▸ **The problem**
Repeat the entire listing exactly.

═══ Exercise input

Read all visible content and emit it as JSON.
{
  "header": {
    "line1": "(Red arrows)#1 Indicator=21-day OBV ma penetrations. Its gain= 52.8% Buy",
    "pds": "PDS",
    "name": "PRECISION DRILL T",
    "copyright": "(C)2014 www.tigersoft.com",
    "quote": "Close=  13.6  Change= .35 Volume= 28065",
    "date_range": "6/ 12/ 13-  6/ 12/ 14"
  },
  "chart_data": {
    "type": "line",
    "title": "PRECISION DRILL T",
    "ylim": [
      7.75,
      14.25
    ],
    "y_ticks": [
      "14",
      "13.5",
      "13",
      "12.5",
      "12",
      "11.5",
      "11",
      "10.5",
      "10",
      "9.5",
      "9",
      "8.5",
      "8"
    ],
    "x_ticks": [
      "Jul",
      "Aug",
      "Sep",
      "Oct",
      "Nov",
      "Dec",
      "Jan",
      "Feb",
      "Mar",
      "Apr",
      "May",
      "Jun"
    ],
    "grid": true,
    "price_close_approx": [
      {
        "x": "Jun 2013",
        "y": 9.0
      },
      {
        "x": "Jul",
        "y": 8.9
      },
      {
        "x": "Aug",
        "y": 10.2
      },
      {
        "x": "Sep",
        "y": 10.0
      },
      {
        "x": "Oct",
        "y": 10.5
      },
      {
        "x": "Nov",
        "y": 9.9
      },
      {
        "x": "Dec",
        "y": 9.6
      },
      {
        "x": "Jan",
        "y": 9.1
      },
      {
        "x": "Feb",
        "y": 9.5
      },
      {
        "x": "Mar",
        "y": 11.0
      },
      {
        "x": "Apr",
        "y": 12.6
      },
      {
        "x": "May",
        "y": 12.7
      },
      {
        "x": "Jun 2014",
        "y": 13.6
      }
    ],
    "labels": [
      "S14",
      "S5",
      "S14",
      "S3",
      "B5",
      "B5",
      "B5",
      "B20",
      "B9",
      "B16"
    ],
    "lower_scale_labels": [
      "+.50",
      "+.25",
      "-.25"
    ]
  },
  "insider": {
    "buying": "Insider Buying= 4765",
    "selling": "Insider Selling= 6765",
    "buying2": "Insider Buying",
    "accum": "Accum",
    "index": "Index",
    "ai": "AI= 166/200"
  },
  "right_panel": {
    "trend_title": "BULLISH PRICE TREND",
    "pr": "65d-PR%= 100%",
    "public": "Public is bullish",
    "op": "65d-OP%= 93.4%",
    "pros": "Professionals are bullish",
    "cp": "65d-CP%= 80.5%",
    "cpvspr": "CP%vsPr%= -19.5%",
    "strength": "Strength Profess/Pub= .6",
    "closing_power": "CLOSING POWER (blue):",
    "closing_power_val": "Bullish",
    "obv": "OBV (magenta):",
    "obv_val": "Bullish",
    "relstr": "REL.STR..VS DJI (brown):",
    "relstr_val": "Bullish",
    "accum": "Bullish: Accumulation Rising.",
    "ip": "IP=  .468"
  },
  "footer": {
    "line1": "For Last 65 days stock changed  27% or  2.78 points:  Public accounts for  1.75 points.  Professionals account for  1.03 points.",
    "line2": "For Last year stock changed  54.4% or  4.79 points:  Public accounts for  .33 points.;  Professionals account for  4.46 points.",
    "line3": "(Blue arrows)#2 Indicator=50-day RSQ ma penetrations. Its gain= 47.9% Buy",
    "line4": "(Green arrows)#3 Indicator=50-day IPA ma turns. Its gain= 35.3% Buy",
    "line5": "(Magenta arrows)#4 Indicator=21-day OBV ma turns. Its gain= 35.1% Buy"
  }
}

══════

▸ **Exercise solution**
Read all visible content and emit it as JSON.
{
  "header": {
    "line1": "(Red arrows)#1 Indicator=21-day OBV ma penetrations. Its gain= 52.8% Buy",
    "pds": "PDS",
    "name": "PRECISION DRILL T",
    "copyright": "(C)2014 www.tigersoft.com",
    "quote": "Close=  13.6  Change= .35 Volume= 28065",
    "date_range": "6/ 12/ 13-  6/ 12/ 14"
  },
  "chart_data": {
    "type": "line",
    "title": "PRECISION DRILL T",
    "ylim": [
      7.75,
      14.25
    ],
    "y_ticks": [
      "14",
      "13.5",
      "13",
      "12.5",
      "12",
      "11.5",
      "11",
      "10.5",
      "10",
      "9.5",
      "9",
      "8.5",
      "8"
    ],
    "x_ticks": [
      "Jul",
      "Aug",
      "Sep",
      "Oct",
      "Nov",
      "Dec",
      "Jan",
      "Feb",
      "Mar",
      "Apr",
      "May",
      "Jun"
    ],
    "grid": true,
    "price_close_approx": [
      {
        "x": "Jun 2013",
        "y": 9.0
      },
      {
        "x": "Jul",
        "y": 8.9
      },
      {
        "x": "Aug",
        "y": 10.2
      },
      {
        "x": "Sep",
        "y": 10.0
      },
      {
        "x": "Oct",
        "y": 10.5
      },
      {
        "x": "Nov",
        "y": 9.9
      },
      {
        "x": "Dec",
        "y": 9.6
      },
      {
        "x": "Jan",
        "y": 9.1
      },
      {
        "x": "Feb",
        "y": 9.5
      },
      {
        "x": "Mar",
        "y": 11.0
      },
      {
        "x": "Apr",
        "y": 12.6
      },
      {
        "x": "May",
        "y": 12.7
      },
      {
        "x": "Jun 2014",
        "y": 13.6
      }
    ],
    "labels": [
      "S14",
      "S5",
      "S14",
      "S3",
      "B5",
      "B5",
      "B5",
      "B20",
      "B9",
      "B16"
    ],
    "lower_scale_labels": [
      "+.50",
      "+.25",
      "-.25"
    ]
  },
  "insider": {
    "buying": "Insider Buying= 4765",
    "selling": "Insider Selling= 6765",
    "buying2": "Insider Buying",
    "accum": "Accum",
    "index": "Index",
    "ai": "AI= 166/200"
  },
  "right_panel": {
    "trend_title": "BULLISH PRICE TREND",
    "pr": "65d-PR%= 100%",
    "public": "Public is bullish",
    "op": "65d-OP%= 93.4%",
    "pros": "Professionals are bullish",
    "cp": "65d-CP%= 80.5%",
    "cpvspr": "CP%vsPr%= -19.5%",
    "strength": "Strength Profess/Pub= .6",
    "closing_power": "CLOSING POWER (blue):",
    "closing_power_val": "Bullish",
    "obv": "OBV (magenta):",
    "obv_val": "Bullish",
    "relstr": "REL.STR..VS DJI (brown):",
    "relstr_val": "Bullish",
    "accum": "Bullish: Accumulation Rising.",
    "ip": "IP=  .468"
  },
  "footer": {
    "line1": "For Last 65 days stock changed  27% or  2.78 points:  Public accounts for  1.75 points.  Professionals account for  1.03 points.",
    "line2": "For Last year stock changed  54.4% or  4.79 points:  Public accounts for  .33 points.;  Professionals account for  4.46 points.",
    "line3": "(Blue arrows)#2 Indicator=50-day RSQ ma penetrations. Its gain= 47.9% Buy",
    "line4": "(Green arrows)#3 Indicator=50-day IPA ma turns. Its gain= 35.3% Buy",
    "line5": "(Magenta arrows)#4 Indicator=21-day OBV ma turns. Its gain= 35.1% Buy"
  }
}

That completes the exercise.